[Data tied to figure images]
▽
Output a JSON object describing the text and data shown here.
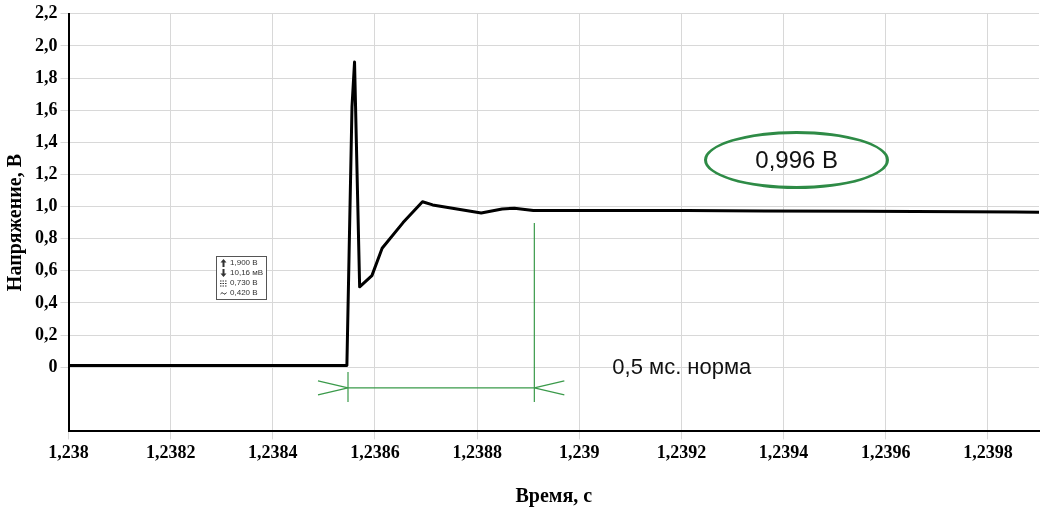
{
  "chart_data": {
    "type": "line",
    "xlabel": "Время, с",
    "ylabel": "Напряжение, В",
    "x": [
      1.238,
      1.238545,
      1.238555,
      1.23856,
      1.23857,
      1.238594,
      1.238614,
      1.238655,
      1.238693,
      1.238713,
      1.238808,
      1.238849,
      1.238873,
      1.23891,
      1.239209,
      1.239556,
      1.2399
    ],
    "series": [
      {
        "color": "#000000",
        "values": [
          0.01,
          0.01,
          1.62,
          1.9,
          0.5,
          0.57,
          0.74,
          0.9,
          1.03,
          1.01,
          0.96,
          0.985,
          0.99,
          0.976,
          0.975,
          0.97,
          0.965
        ]
      }
    ],
    "xlim": [
      1.238,
      1.2399
    ],
    "xticks": [
      {
        "value": 1.238,
        "label": "1,238"
      },
      {
        "value": 1.2382,
        "label": "1,2382"
      },
      {
        "value": 1.2384,
        "label": "1,2384"
      },
      {
        "value": 1.2386,
        "label": "1,2386"
      },
      {
        "value": 1.2388,
        "label": "1,2388"
      },
      {
        "value": 1.239,
        "label": "1,239"
      },
      {
        "value": 1.2392,
        "label": "1,2392"
      },
      {
        "value": 1.2394,
        "label": "1,2394"
      },
      {
        "value": 1.2396,
        "label": "1,2396"
      },
      {
        "value": 1.2398,
        "label": "1,2398"
      }
    ],
    "ylim": [
      -0.4,
      2.2
    ],
    "yticks": [
      0,
      {
        "value": 0.2,
        "label": "0,2"
      },
      {
        "value": 0.4,
        "label": "0,4"
      },
      {
        "value": 0.6,
        "label": "0,6"
      },
      {
        "value": 0.8,
        "label": "0,8"
      },
      {
        "value": 1,
        "label": "1,0"
      },
      {
        "value": 1.2,
        "label": "1,2"
      },
      {
        "value": 1.4,
        "label": "1,4"
      },
      {
        "value": 1.6,
        "label": "1,6"
      },
      {
        "value": 1.8,
        "label": "1,8"
      },
      {
        "value": 2,
        "label": "2,0"
      },
      {
        "value": 2.2,
        "label": "2,2"
      }
    ],
    "annotations": [
      "0,996 В",
      "0,5 мс. норма",
      "1,900 В",
      "10,16 мВ",
      "0,730 В",
      "0,420 В"
    ],
    "grid": true,
    "legend": false,
    "marker": "none",
    "line_style": "solid"
  }
}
△
What this task involves:
Restate the whole listing above exactly, please, omitting every image.

Task response:
Output a JSON object describing the text and data shown here.
{
  "chart_data": {
    "type": "line",
    "xlabel": "Время, с",
    "ylabel": "Напряжение, В",
    "x": [
      1.238,
      1.238545,
      1.238555,
      1.23856,
      1.23857,
      1.238594,
      1.238614,
      1.238655,
      1.238693,
      1.238713,
      1.238808,
      1.238849,
      1.238873,
      1.23891,
      1.239209,
      1.239556,
      1.2399
    ],
    "series": [
      {
        "color": "#000000",
        "values": [
          0.01,
          0.01,
          1.62,
          1.9,
          0.5,
          0.57,
          0.74,
          0.9,
          1.03,
          1.01,
          0.96,
          0.985,
          0.99,
          0.976,
          0.975,
          0.97,
          0.965
        ]
      }
    ],
    "xlim": [
      1.238,
      1.2399
    ],
    "xticks": [
      {
        "value": 1.238,
        "label": "1,238"
      },
      {
        "value": 1.2382,
        "label": "1,2382"
      },
      {
        "value": 1.2384,
        "label": "1,2384"
      },
      {
        "value": 1.2386,
        "label": "1,2386"
      },
      {
        "value": 1.2388,
        "label": "1,2388"
      },
      {
        "value": 1.239,
        "label": "1,239"
      },
      {
        "value": 1.2392,
        "label": "1,2392"
      },
      {
        "value": 1.2394,
        "label": "1,2394"
      },
      {
        "value": 1.2396,
        "label": "1,2396"
      },
      {
        "value": 1.2398,
        "label": "1,2398"
      }
    ],
    "ylim": [
      -0.4,
      2.2
    ],
    "yticks": [
      0,
      {
        "value": 0.2,
        "label": "0,2"
      },
      {
        "value": 0.4,
        "label": "0,4"
      },
      {
        "value": 0.6,
        "label": "0,6"
      },
      {
        "value": 0.8,
        "label": "0,8"
      },
      {
        "value": 1,
        "label": "1,0"
      },
      {
        "value": 1.2,
        "label": "1,2"
      },
      {
        "value": 1.4,
        "label": "1,4"
      },
      {
        "value": 1.6,
        "label": "1,6"
      },
      {
        "value": 1.8,
        "label": "1,8"
      },
      {
        "value": 2,
        "label": "2,0"
      },
      {
        "value": 2.2,
        "label": "2,2"
      }
    ],
    "annotations": [
      "0,996 В",
      "0,5 мс. норма",
      "1,900 В",
      "10,16 мВ",
      "0,730 В",
      "0,420 В"
    ],
    "grid": true,
    "legend": false,
    "marker": "none",
    "line_style": "solid"
  }
}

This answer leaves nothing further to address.